Material provided:
___

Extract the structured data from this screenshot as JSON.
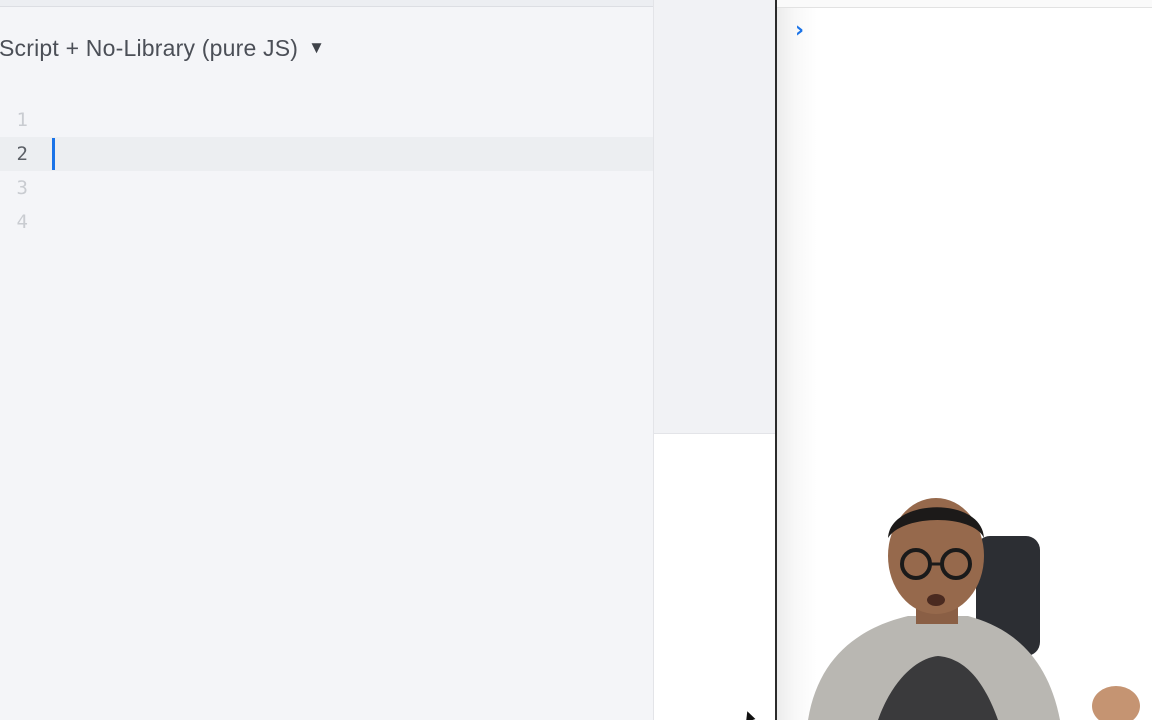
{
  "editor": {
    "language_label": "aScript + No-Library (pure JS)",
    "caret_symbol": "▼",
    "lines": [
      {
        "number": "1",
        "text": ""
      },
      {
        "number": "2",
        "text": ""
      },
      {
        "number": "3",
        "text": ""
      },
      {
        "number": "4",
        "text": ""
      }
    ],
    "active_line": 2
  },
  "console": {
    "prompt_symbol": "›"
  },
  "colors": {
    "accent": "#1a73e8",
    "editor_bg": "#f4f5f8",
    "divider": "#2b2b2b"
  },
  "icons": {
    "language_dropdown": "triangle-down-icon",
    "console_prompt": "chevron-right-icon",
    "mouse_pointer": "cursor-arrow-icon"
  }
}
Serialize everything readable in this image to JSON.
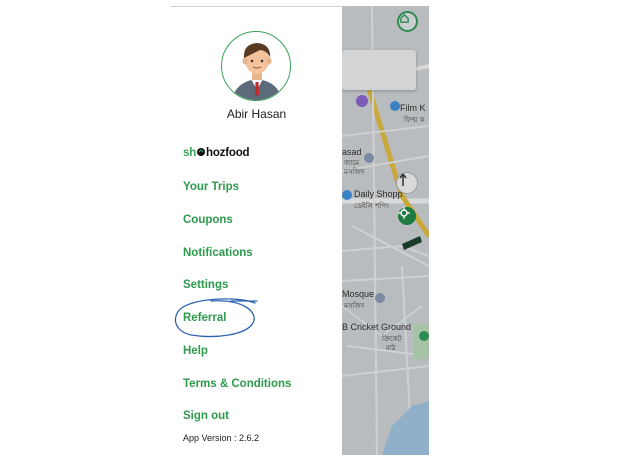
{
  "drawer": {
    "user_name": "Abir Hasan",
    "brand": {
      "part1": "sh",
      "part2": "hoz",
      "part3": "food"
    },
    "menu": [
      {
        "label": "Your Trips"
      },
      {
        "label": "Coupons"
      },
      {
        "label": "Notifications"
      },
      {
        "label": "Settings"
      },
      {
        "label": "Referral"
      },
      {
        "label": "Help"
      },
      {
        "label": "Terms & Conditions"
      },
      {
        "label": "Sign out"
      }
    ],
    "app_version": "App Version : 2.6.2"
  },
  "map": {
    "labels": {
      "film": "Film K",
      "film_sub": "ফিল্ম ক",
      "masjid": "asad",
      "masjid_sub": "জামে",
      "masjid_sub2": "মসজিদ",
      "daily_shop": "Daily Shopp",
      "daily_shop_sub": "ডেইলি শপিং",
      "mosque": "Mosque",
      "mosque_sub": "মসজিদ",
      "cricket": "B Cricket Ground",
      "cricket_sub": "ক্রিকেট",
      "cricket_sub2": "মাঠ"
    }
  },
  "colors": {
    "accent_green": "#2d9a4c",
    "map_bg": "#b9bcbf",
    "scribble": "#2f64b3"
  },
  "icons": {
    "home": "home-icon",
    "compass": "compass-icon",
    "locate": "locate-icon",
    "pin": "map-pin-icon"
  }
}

___

Directive:
Omit every picture, then reproduce the rest of the listing exactly.

The answer:
Extract the structured data from this screenshot as JSON.
{
  "editor": {
    "language_label": "aScript + No-Library (pure JS)",
    "caret_symbol": "▼",
    "lines": [
      {
        "number": "1",
        "text": ""
      },
      {
        "number": "2",
        "text": ""
      },
      {
        "number": "3",
        "text": ""
      },
      {
        "number": "4",
        "text": ""
      }
    ],
    "active_line": 2
  },
  "console": {
    "prompt_symbol": "›"
  },
  "colors": {
    "accent": "#1a73e8",
    "editor_bg": "#f4f5f8",
    "divider": "#2b2b2b"
  },
  "icons": {
    "language_dropdown": "triangle-down-icon",
    "console_prompt": "chevron-right-icon",
    "mouse_pointer": "cursor-arrow-icon"
  }
}
Serialize everything readable in this image to JSON.
{
  "drawer": {
    "user_name": "Abir Hasan",
    "brand": {
      "part1": "sh",
      "part2": "hoz",
      "part3": "food"
    },
    "menu": [
      {
        "label": "Your Trips"
      },
      {
        "label": "Coupons"
      },
      {
        "label": "Notifications"
      },
      {
        "label": "Settings"
      },
      {
        "label": "Referral"
      },
      {
        "label": "Help"
      },
      {
        "label": "Terms & Conditions"
      },
      {
        "label": "Sign out"
      }
    ],
    "app_version": "App Version : 2.6.2"
  },
  "map": {
    "labels": {
      "film": "Film K",
      "film_sub": "ফিল্ম ক",
      "masjid": "asad",
      "masjid_sub": "জামে",
      "masjid_sub2": "মসজিদ",
      "daily_shop": "Daily Shopp",
      "daily_shop_sub": "ডেইলি শপিং",
      "mosque": "Mosque",
      "mosque_sub": "মসজিদ",
      "cricket": "B Cricket Ground",
      "cricket_sub": "ক্রিকেট",
      "cricket_sub2": "মাঠ"
    }
  },
  "colors": {
    "accent_green": "#2d9a4c",
    "map_bg": "#b9bcbf",
    "scribble": "#2f64b3"
  },
  "icons": {
    "home": "home-icon",
    "compass": "compass-icon",
    "locate": "locate-icon",
    "pin": "map-pin-icon"
  }
}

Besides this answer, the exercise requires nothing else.